• _What to produce_
Produce an exact copy of all the data below, dropping every image.

• _Raw data_
----
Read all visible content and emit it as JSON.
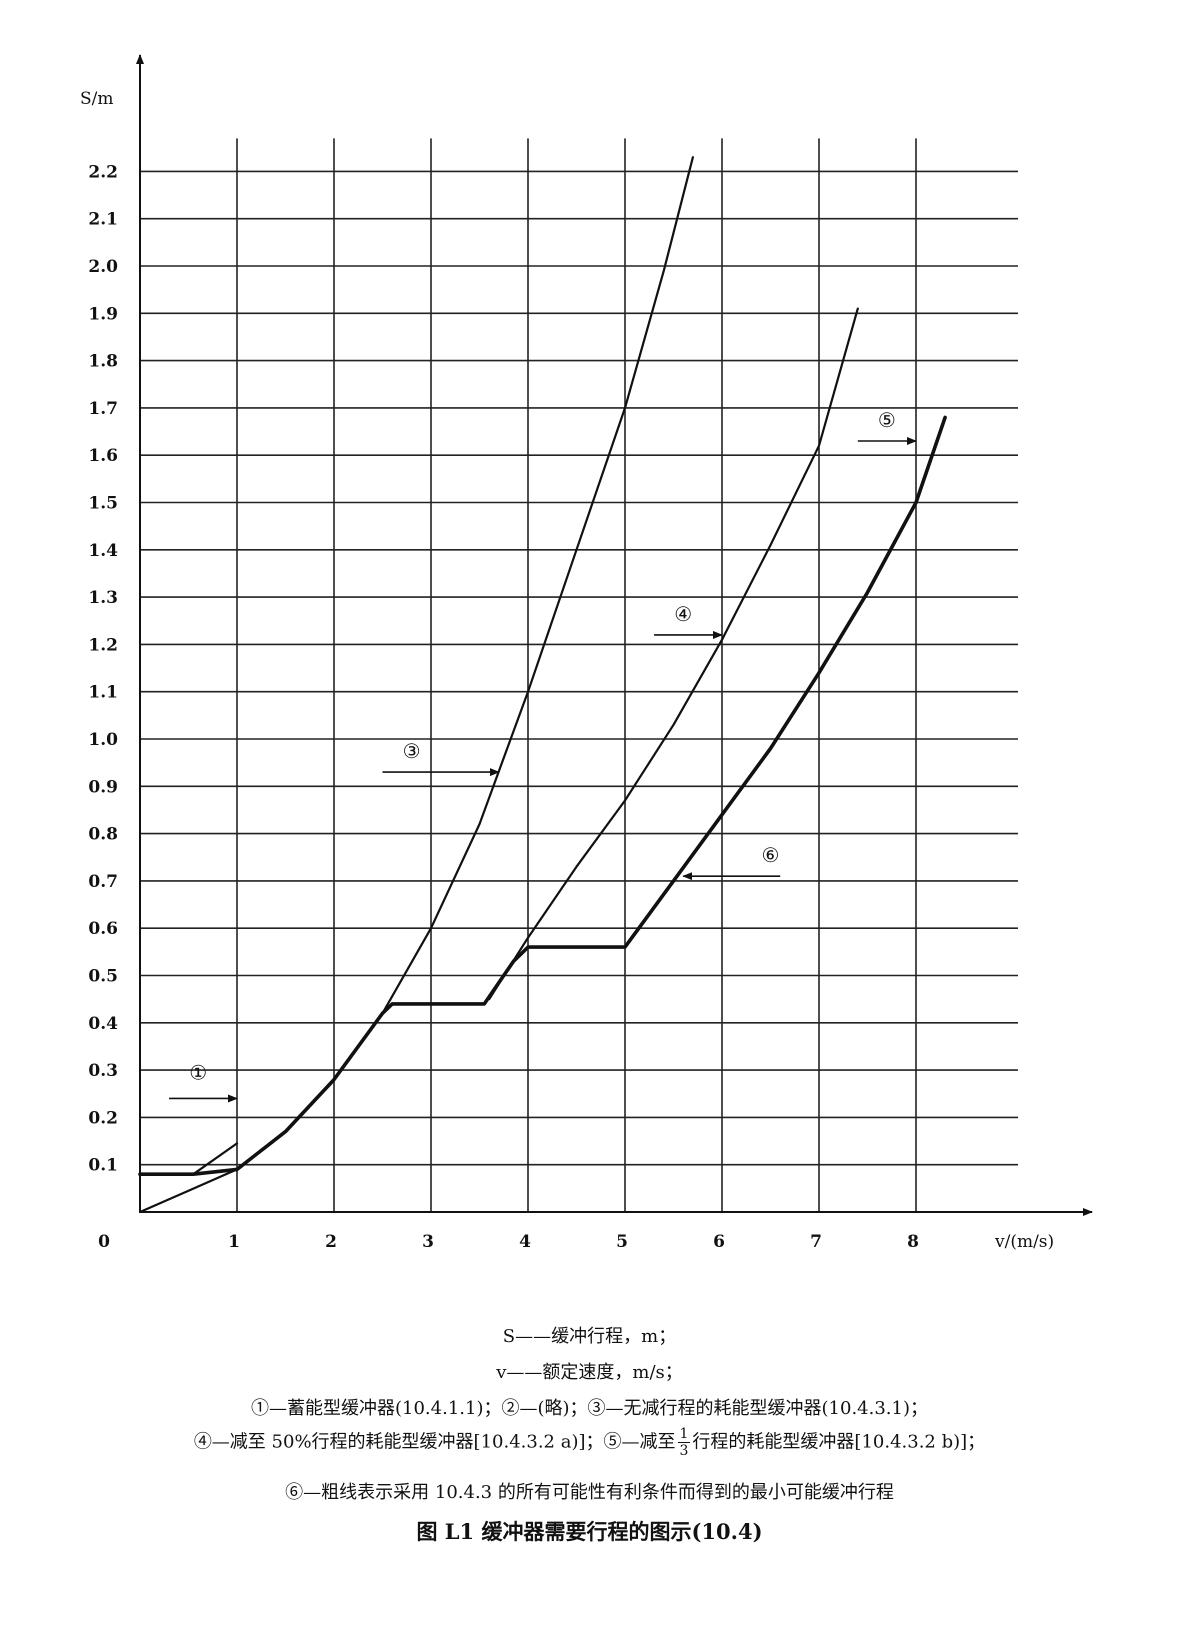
{
  "chart_data": {
    "type": "line",
    "xlabel": "v/(m/s)",
    "ylabel": "S/m",
    "xlim": [
      0,
      8.8
    ],
    "ylim": [
      0,
      2.2
    ],
    "x_ticks": [
      "1",
      "2",
      "3",
      "4",
      "5",
      "6",
      "7",
      "8"
    ],
    "y_ticks": [
      "0.1",
      "0.2",
      "0.3",
      "0.4",
      "0.5",
      "0.6",
      "0.7",
      "0.8",
      "0.9",
      "1.0",
      "1.1",
      "1.2",
      "1.3",
      "1.4",
      "1.5",
      "1.6",
      "1.7",
      "1.8",
      "1.9",
      "2.0",
      "2.1",
      "2.2"
    ],
    "origin_label": "0",
    "grid": true,
    "series": [
      {
        "name": "①",
        "bold": false,
        "points": [
          [
            0,
            0.08
          ],
          [
            0.55,
            0.08
          ],
          [
            1.0,
            0.145
          ]
        ]
      },
      {
        "name": "③",
        "bold": false,
        "points": [
          [
            0.0,
            0.0
          ],
          [
            0.5,
            0.045
          ],
          [
            1.0,
            0.09
          ],
          [
            1.5,
            0.17
          ],
          [
            2.0,
            0.28
          ],
          [
            2.5,
            0.42
          ],
          [
            3.0,
            0.6
          ],
          [
            3.5,
            0.82
          ],
          [
            4.0,
            1.1
          ],
          [
            4.5,
            1.4
          ],
          [
            5.0,
            1.7
          ],
          [
            5.4,
            1.99
          ],
          [
            5.7,
            2.23
          ]
        ]
      },
      {
        "name": "④",
        "bold": false,
        "points": [
          [
            3.6,
            0.45
          ],
          [
            4.0,
            0.58
          ],
          [
            4.5,
            0.73
          ],
          [
            5.0,
            0.87
          ],
          [
            5.5,
            1.03
          ],
          [
            6.0,
            1.21
          ],
          [
            6.5,
            1.41
          ],
          [
            7.0,
            1.62
          ],
          [
            7.4,
            1.91
          ]
        ]
      },
      {
        "name": "⑤",
        "bold": false,
        "points": [
          [
            5.0,
            0.56
          ],
          [
            5.5,
            0.7
          ],
          [
            6.0,
            0.84
          ],
          [
            6.5,
            0.98
          ],
          [
            7.0,
            1.14
          ],
          [
            7.5,
            1.31
          ],
          [
            8.0,
            1.5
          ],
          [
            8.3,
            1.68
          ]
        ]
      },
      {
        "name": "⑥",
        "bold": true,
        "points": [
          [
            0,
            0.08
          ],
          [
            0.55,
            0.08
          ],
          [
            1.0,
            0.09
          ],
          [
            1.5,
            0.17
          ],
          [
            2.0,
            0.28
          ],
          [
            2.5,
            0.42
          ],
          [
            2.6,
            0.44
          ],
          [
            3.55,
            0.44
          ],
          [
            3.85,
            0.53
          ],
          [
            4.0,
            0.56
          ],
          [
            5.0,
            0.56
          ],
          [
            5.5,
            0.7
          ],
          [
            6.0,
            0.84
          ],
          [
            6.5,
            0.98
          ],
          [
            7.0,
            1.14
          ],
          [
            7.5,
            1.31
          ],
          [
            8.0,
            1.5
          ],
          [
            8.3,
            1.68
          ]
        ]
      }
    ],
    "annotations": [
      {
        "label": "①",
        "text_x": 0.6,
        "text_y": 0.28,
        "arrow_from": [
          0.3,
          0.24
        ],
        "arrow_to": [
          1.0,
          0.24
        ]
      },
      {
        "label": "③",
        "text_x": 2.8,
        "text_y": 0.96,
        "arrow_from": [
          2.5,
          0.93
        ],
        "arrow_to": [
          3.7,
          0.93
        ]
      },
      {
        "label": "④",
        "text_x": 5.6,
        "text_y": 1.25,
        "arrow_from": [
          5.3,
          1.22
        ],
        "arrow_to": [
          6.0,
          1.22
        ]
      },
      {
        "label": "⑥",
        "text_x": 6.5,
        "text_y": 0.74,
        "arrow_from": [
          6.6,
          0.71
        ],
        "arrow_to": [
          5.6,
          0.71
        ]
      },
      {
        "label": "⑤",
        "text_x": 7.7,
        "text_y": 1.66,
        "arrow_from": [
          7.4,
          1.63
        ],
        "arrow_to": [
          8.0,
          1.63
        ]
      }
    ]
  },
  "legend_lines": [
    "S——缓冲行程，m；",
    "v——额定速度，m/s；",
    "①—蓄能型缓冲器(10.4.1.1)；②—(略)；③—无减行程的耗能型缓冲器(10.4.3.1)；"
  ],
  "legend_line4": {
    "before": "④—减至 50%行程的耗能型缓冲器[10.4.3.2 a)]；⑤—减至",
    "frac_num": "1",
    "frac_den": "3",
    "after": "行程的耗能型缓冲器[10.4.3.2 b)]；"
  },
  "legend_line5": "⑥—粗线表示采用 10.4.3 的所有可能性有利条件而得到的最小可能缓冲行程",
  "figure_title": "图 L1  缓冲器需要行程的图示(10.4)"
}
----
• _Reply to the task_
Read all visible content and emit it as JSON.
{
  "chart_data": {
    "type": "line",
    "xlabel": "v/(m/s)",
    "ylabel": "S/m",
    "xlim": [
      0,
      8.8
    ],
    "ylim": [
      0,
      2.2
    ],
    "x_ticks": [
      "1",
      "2",
      "3",
      "4",
      "5",
      "6",
      "7",
      "8"
    ],
    "y_ticks": [
      "0.1",
      "0.2",
      "0.3",
      "0.4",
      "0.5",
      "0.6",
      "0.7",
      "0.8",
      "0.9",
      "1.0",
      "1.1",
      "1.2",
      "1.3",
      "1.4",
      "1.5",
      "1.6",
      "1.7",
      "1.8",
      "1.9",
      "2.0",
      "2.1",
      "2.2"
    ],
    "origin_label": "0",
    "grid": true,
    "series": [
      {
        "name": "①",
        "bold": false,
        "points": [
          [
            0,
            0.08
          ],
          [
            0.55,
            0.08
          ],
          [
            1.0,
            0.145
          ]
        ]
      },
      {
        "name": "③",
        "bold": false,
        "points": [
          [
            0.0,
            0.0
          ],
          [
            0.5,
            0.045
          ],
          [
            1.0,
            0.09
          ],
          [
            1.5,
            0.17
          ],
          [
            2.0,
            0.28
          ],
          [
            2.5,
            0.42
          ],
          [
            3.0,
            0.6
          ],
          [
            3.5,
            0.82
          ],
          [
            4.0,
            1.1
          ],
          [
            4.5,
            1.4
          ],
          [
            5.0,
            1.7
          ],
          [
            5.4,
            1.99
          ],
          [
            5.7,
            2.23
          ]
        ]
      },
      {
        "name": "④",
        "bold": false,
        "points": [
          [
            3.6,
            0.45
          ],
          [
            4.0,
            0.58
          ],
          [
            4.5,
            0.73
          ],
          [
            5.0,
            0.87
          ],
          [
            5.5,
            1.03
          ],
          [
            6.0,
            1.21
          ],
          [
            6.5,
            1.41
          ],
          [
            7.0,
            1.62
          ],
          [
            7.4,
            1.91
          ]
        ]
      },
      {
        "name": "⑤",
        "bold": false,
        "points": [
          [
            5.0,
            0.56
          ],
          [
            5.5,
            0.7
          ],
          [
            6.0,
            0.84
          ],
          [
            6.5,
            0.98
          ],
          [
            7.0,
            1.14
          ],
          [
            7.5,
            1.31
          ],
          [
            8.0,
            1.5
          ],
          [
            8.3,
            1.68
          ]
        ]
      },
      {
        "name": "⑥",
        "bold": true,
        "points": [
          [
            0,
            0.08
          ],
          [
            0.55,
            0.08
          ],
          [
            1.0,
            0.09
          ],
          [
            1.5,
            0.17
          ],
          [
            2.0,
            0.28
          ],
          [
            2.5,
            0.42
          ],
          [
            2.6,
            0.44
          ],
          [
            3.55,
            0.44
          ],
          [
            3.85,
            0.53
          ],
          [
            4.0,
            0.56
          ],
          [
            5.0,
            0.56
          ],
          [
            5.5,
            0.7
          ],
          [
            6.0,
            0.84
          ],
          [
            6.5,
            0.98
          ],
          [
            7.0,
            1.14
          ],
          [
            7.5,
            1.31
          ],
          [
            8.0,
            1.5
          ],
          [
            8.3,
            1.68
          ]
        ]
      }
    ],
    "annotations": [
      {
        "label": "①",
        "text_x": 0.6,
        "text_y": 0.28,
        "arrow_from": [
          0.3,
          0.24
        ],
        "arrow_to": [
          1.0,
          0.24
        ]
      },
      {
        "label": "③",
        "text_x": 2.8,
        "text_y": 0.96,
        "arrow_from": [
          2.5,
          0.93
        ],
        "arrow_to": [
          3.7,
          0.93
        ]
      },
      {
        "label": "④",
        "text_x": 5.6,
        "text_y": 1.25,
        "arrow_from": [
          5.3,
          1.22
        ],
        "arrow_to": [
          6.0,
          1.22
        ]
      },
      {
        "label": "⑥",
        "text_x": 6.5,
        "text_y": 0.74,
        "arrow_from": [
          6.6,
          0.71
        ],
        "arrow_to": [
          5.6,
          0.71
        ]
      },
      {
        "label": "⑤",
        "text_x": 7.7,
        "text_y": 1.66,
        "arrow_from": [
          7.4,
          1.63
        ],
        "arrow_to": [
          8.0,
          1.63
        ]
      }
    ]
  },
  "legend_lines": [
    "S——缓冲行程，m；",
    "v——额定速度，m/s；",
    "①—蓄能型缓冲器(10.4.1.1)；②—(略)；③—无减行程的耗能型缓冲器(10.4.3.1)；"
  ],
  "legend_line4": {
    "before": "④—减至 50%行程的耗能型缓冲器[10.4.3.2 a)]；⑤—减至",
    "frac_num": "1",
    "frac_den": "3",
    "after": "行程的耗能型缓冲器[10.4.3.2 b)]；"
  },
  "legend_line5": "⑥—粗线表示采用 10.4.3 的所有可能性有利条件而得到的最小可能缓冲行程",
  "figure_title": "图 L1  缓冲器需要行程的图示(10.4)"
}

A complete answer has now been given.